The exercise
Extract all lines in the data that contain the word "الالتحاق".

Records supplied
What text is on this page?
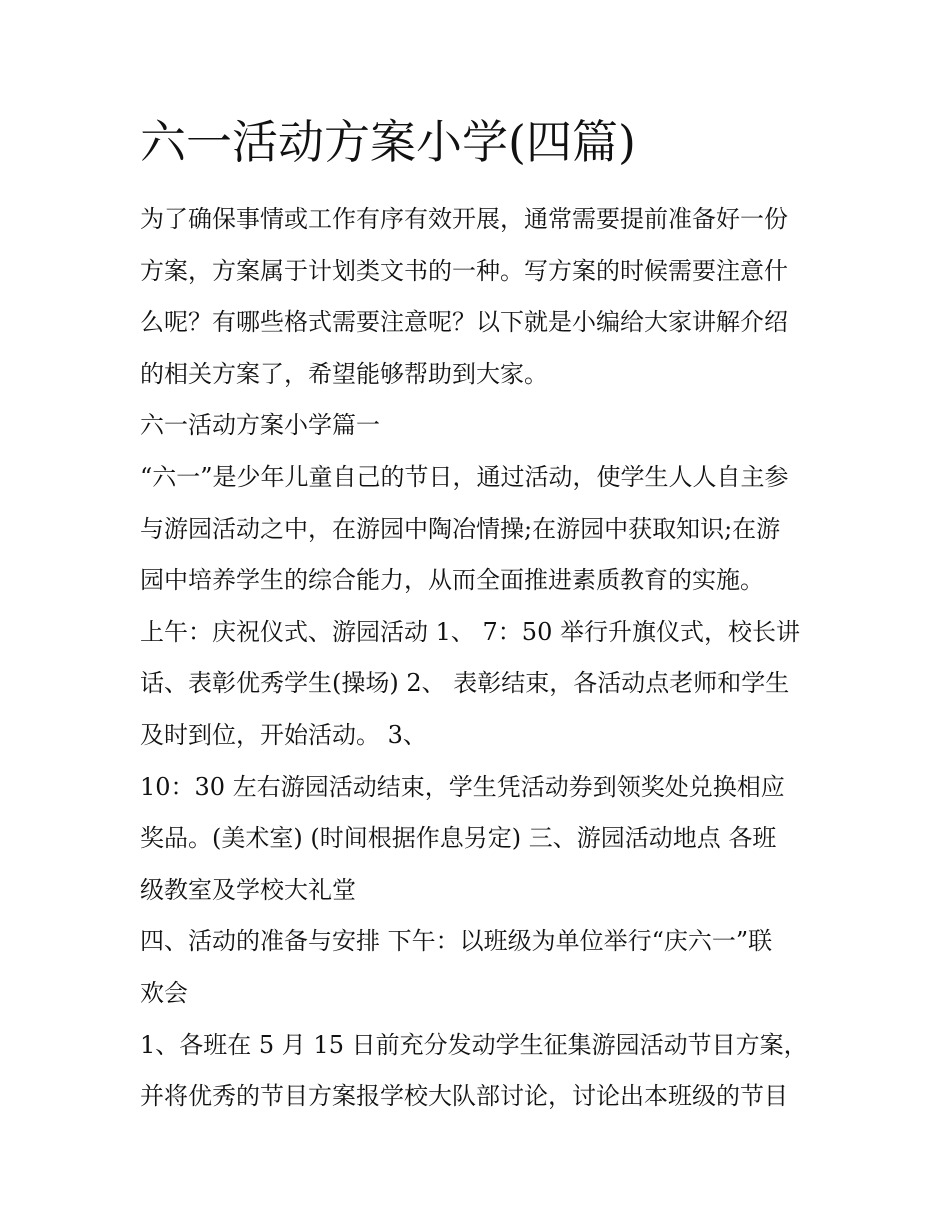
六一活动方案小学(四篇)

为了确保事情或工作有序有效开展，通常需要提前准备好一份

方案，方案属于计划类文书的一种。写方案的时候需要注意什

么呢？有哪些格式需要注意呢？以下就是小编给大家讲解介绍

的相关方案了，希望能够帮助到大家。

六一活动方案小学篇一

“六一”是少年儿童自己的节日，通过活动，使学生人人自主参

与游园活动之中，在游园中陶冶情操;在游园中获取知识;在游

园中培养学生的综合能力，从而全面推进素质教育的实施。

上午：庆祝仪式、游园活动 1、 7：50 举行升旗仪式，校长讲

话、表彰优秀学生(操场) 2、 表彰结束，各活动点老师和学生

及时到位，开始活动。 3、

10：30 左右游园活动结束，学生凭活动券到领奖处兑换相应

奖品。(美术室) (时间根据作息另定) 三、游园活动地点 各班

级教室及学校大礼堂

四、活动的准备与安排 下午：以班级为单位举行“庆六一”联

欢会

1、各班在 5 月 15 日前充分发动学生征集游园活动节目方案，

并将优秀的节目方案报学校大队部讨论，讨论出本班级的节目
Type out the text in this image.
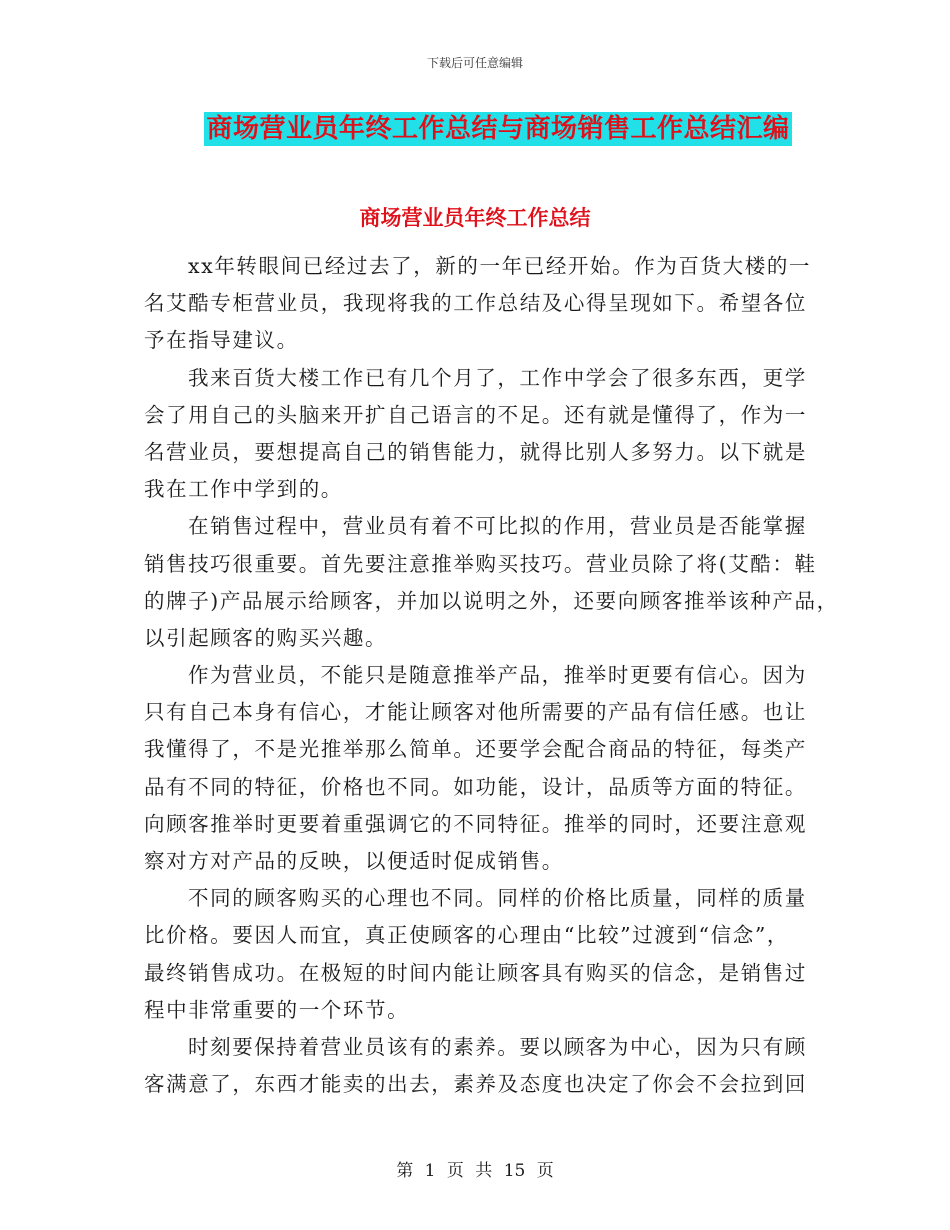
下载后可任意编辑
商场营业员年终工作总结与商场销售工作总结汇编
商场营业员年终工作总结
xx年转眼间已经过去了，新的一年已经开始。作为百货大楼的一
名艾酷专柜营业员，我现将我的工作总结及心得呈现如下。希望各位
予在指导建议。
我来百货大楼工作已有几个月了，工作中学会了很多东西，更学
会了用自己的头脑来开扩自己语言的不足。还有就是懂得了，作为一
名营业员，要想提高自己的销售能力，就得比别人多努力。以下就是
我在工作中学到的。
在销售过程中，营业员有着不可比拟的作用，营业员是否能掌握
销售技巧很重要。首先要注意推举购买技巧。营业员除了将(艾酷：鞋
的牌子)产品展示给顾客，并加以说明之外，还要向顾客推举该种产品，
以引起顾客的购买兴趣。
作为营业员，不能只是随意推举产品，推举时更要有信心。因为
只有自己本身有信心，才能让顾客对他所需要的产品有信任感。也让
我懂得了，不是光推举那么简单。还要学会配合商品的特征，每类产
品有不同的特征，价格也不同。如功能，设计，品质等方面的特征。
向顾客推举时更要着重强调它的不同特征。推举的同时，还要注意观
察对方对产品的反映，以便适时促成销售。
不同的顾客购买的心理也不同。同样的价格比质量，同样的质量
比价格。要因人而宜，真正使顾客的心理由“比较”过渡到“信念”，
最终销售成功。在极短的时间内能让顾客具有购买的信念，是销售过
程中非常重要的一个环节。
时刻要保持着营业员该有的素养。要以顾客为中心，因为只有顾
客满意了，东西才能卖的出去，素养及态度也决定了你会不会拉到回
第 1 页 共 15 页
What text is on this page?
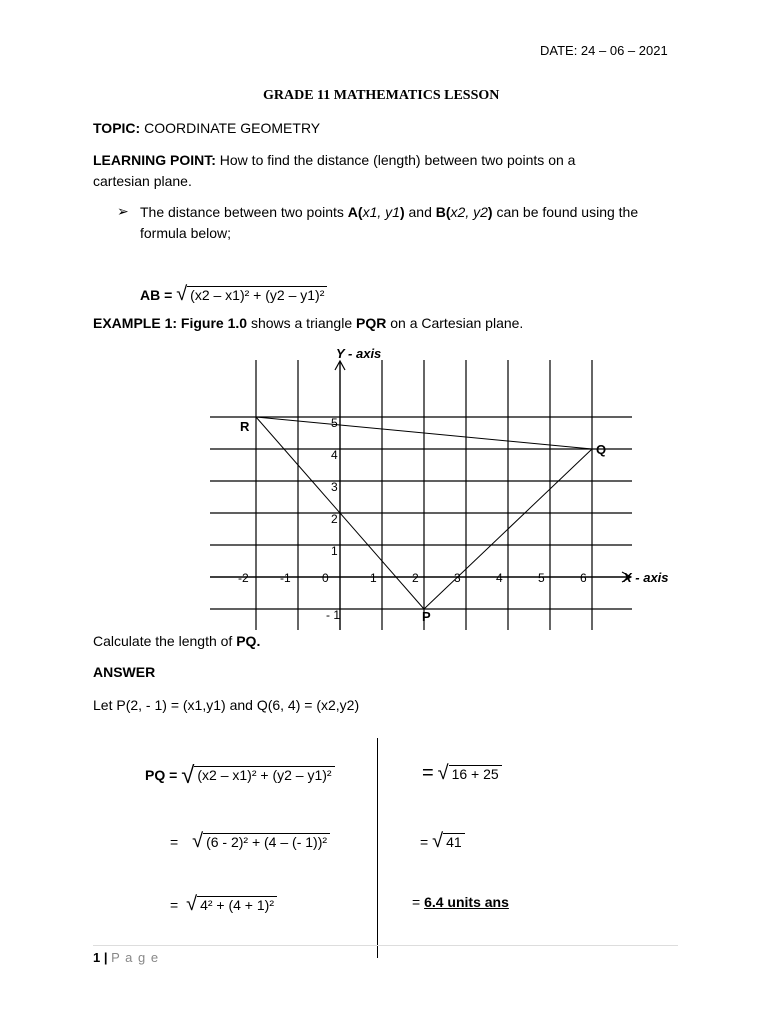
DATE: 24 – 06 – 2021
GRADE 11 MATHEMATICS LESSON
TOPIC: COORDINATE GEOMETRY
LEARNING POINT: How to find the distance (length) between two points on a
cartesian plane.
➢ The distance between two points A(x1, y1) and B(x2, y2) can be found using the
formula below;
AB = √ (x2 – x1)² + (y2 – y1)²
EXAMPLE 1: Figure 1.0 shows a triangle PQR on a Cartesian plane.
Y - axis
X - axis
-2	-1	0	1	2	3	4	5	6
5
4
3
2
1
- 1
R
Q
P
Calculate the length of PQ.
ANSWER
Let P(2, - 1) = (x1,y1) and Q(6, 4) = (x2,y2)
PQ = √ (x2 – x1)² + (y2 – y1)²
= √ (6 - 2)² + (4 – (- 1))²
= √ 4² + (4 + 1)²
= √ 16 + 25
= √ 41
= 6.4 units ans
1 | P a g e
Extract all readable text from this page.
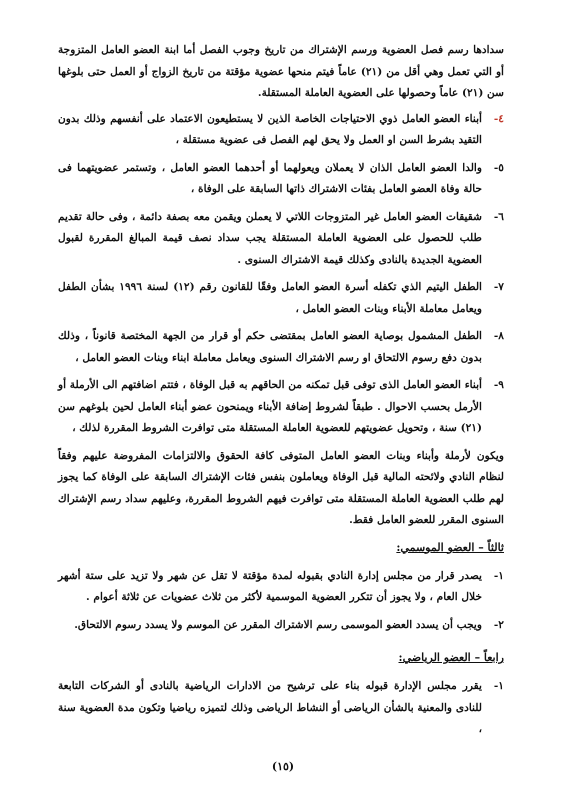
سدادها رسم فصل العضوية ورسم الإشتراك من تاريخ وجوب الفصل أما ابنة العضو العامل المتزوجة أو التي تعمل وهي أقل من (٢١) عاماً فيتم منحها عضوية مؤقتة من تاريخ الزواج أو العمل حتى بلوغها سن (٢١) عاماً وحصولها على العضوية العاملة المستقلة.

٤-
أبناء العضو العامل ذوي الاحتياجات الخاصة الذين لا يستطيعون الاعتماد على أنفسهم وذلك بدون التقيد بشرط السن او العمل ولا يحق لهم الفصل فى عضوية مستقلة ،
٥-
والدا العضو العامل الذان لا يعملان ويعولهما أو أحدهما العضو العامل ، وتستمر عضويتهما فى حالة وفاة العضو العامل بفئات الاشتراك ذاتها السابقة على الوفاة ،
٦-
شقيقات العضو العامل غير المتزوجات اللاتي لا يعملن ويقمن معه بصفة دائمة ، وفى حالة تقديم طلب للحصول على العضوية العاملة المستقلة يجب سداد نصف قيمة المبالغ المقررة لقبول العضوية الجديدة بالنادى وكذلك قيمة الاشتراك السنوى .
٧-
الطفل اليتيم الذي تكفله أسرة العضو العامل وفقًا للقانون رقم (١٢) لسنة ١٩٩٦ بشأن الطفل ويعامل معاملة الأبناء وبنات العضو العامل ،
٨-
الطفل المشمول بوصاية العضو العامل بمقتضى حكم أو قرار من الجهة المختصة قانوناً ، وذلك بدون دفع رسوم الالتحاق او رسم الاشتراك السنوى ويعامل معاملة ابناء وبنات العضو العامل ،
٩-
أبناء العضو العامل الذى توفى قبل تمكنه من الحاقهم به قبل الوفاة ، فتتم اضافتهم الى الأرملة أو الأرمل بحسب الاحوال . طبقاً لشروط إضافة الأبناء ويمنحون عضو أبناء العامل لحين بلوغهم سن (٢١) سنة ، وتحويل عضويتهم للعضوية العاملة المستقلة متى توافرت الشروط المقررة لذلك ،

ويكون لأرملة وأبناء وبنات العضو العامل المتوفى كافة الحقوق والالتزامات المفروضة عليهم وفقاً لنظام النادي ولائحته المالية قبل الوفاة ويعاملون بنفس فئات الإشتراك السابقة على الوفاة كما يجوز لهم طلب العضوية العاملة المستقلة متى توافرت فيهم الشروط المقررة، وعليهم سداد رسم الإشتراك السنوى المقرر للعضو العامل فقط.

ثالثاً – العضو الموسمي:
١-
يصدر قرار من مجلس إدارة النادي بقبوله لمدة مؤقتة لا تقل عن شهر ولا تزيد على ستة أشهر خلال العام ، ولا يجوز أن تتكرر العضوية الموسمية لأكثر من ثلاث عضويات عن ثلاثة أعوام .
٢-
ويجب أن يسدد العضو الموسمى رسم الاشتراك المقرر عن الموسم ولا يسدد رسوم الالتحاق.
رابعاً – العضو الرياضي:
١-
يقرر مجلس الإدارة قبوله بناء على ترشيح من الادارات الرياضية بالنادى أو الشركات التابعة للنادى والمعنية بالشأن الرياضى أو النشاط الرياضى وذلك لتميزه رياضيا وتكون مدة العضوية سنة ،
(١٥)
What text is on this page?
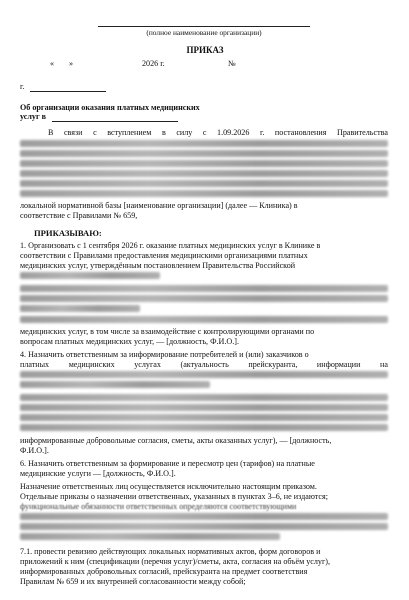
(полное наименование организации)
ПРИКАЗ
« »	2026 г.	№
г.
Об организации оказания платных медицинских
услуг в
В связи с вступлением в силу с 1.09.2026 г. постановления Правительства
локальной нормативной базы [наименование организации] (далее — Клиника) в
соответствие с Правилами № 659,
ПРИКАЗЫВАЮ:
1. Организовать с 1 сентября 2026 г. оказание платных медицинских услуг в Клинике в
соответствии с Правилами предоставления медицинскими организациями платных
медицинских услуг, утверждённым постановлением Правительства Российской
медицинских услуг, в том числе за взаимодействие с контролирующими органами по
вопросам платных медицинских услуг, — [должность, Ф.И.О.].
4. Назначить ответственным за информирование потребителей и (или) заказчиков о
платных медицинских услугах (актуальность прейскуранта, информации на
информированные добровольные согласия, сметы, акты оказанных услуг), — [должность,
Ф.И.О.].
6. Назначить ответственным за формирование и пересмотр цен (тарифов) на платные
медицинские услуги — [должность, Ф.И.О.].
Назначение ответственных лиц осуществляется исключительно настоящим приказом.
Отдельные приказы о назначении ответственных, указанных в пунктах 3–6, не издаются;
функциональные обязанности ответственных определяются соответствующими
7.1. провести ревизию действующих локальных нормативных актов, форм договоров и
приложений к ним (спецификации (перечня услуг)/сметы, акта, согласия на объём услуг),
информированных добровольных согласий, прейскуранта на предмет соответствия
Правилам № 659 и их внутренней согласованности между собой;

The completed task
الطفل المشمول بوصاية العضو العامل بمقتضى حكم أو قرار من الجهة المختصة قانوناً ، وذلك بدون دفع رسوم الالتحاق او رسم الاشتراك السنوى ويعامل معاملة ابناء وبنات العضو العامل ،
ويجب أن يسدد العضو الموسمى رسم الاشتراك المقرر عن الموسم ولا يسدد رسوم الالتحاق.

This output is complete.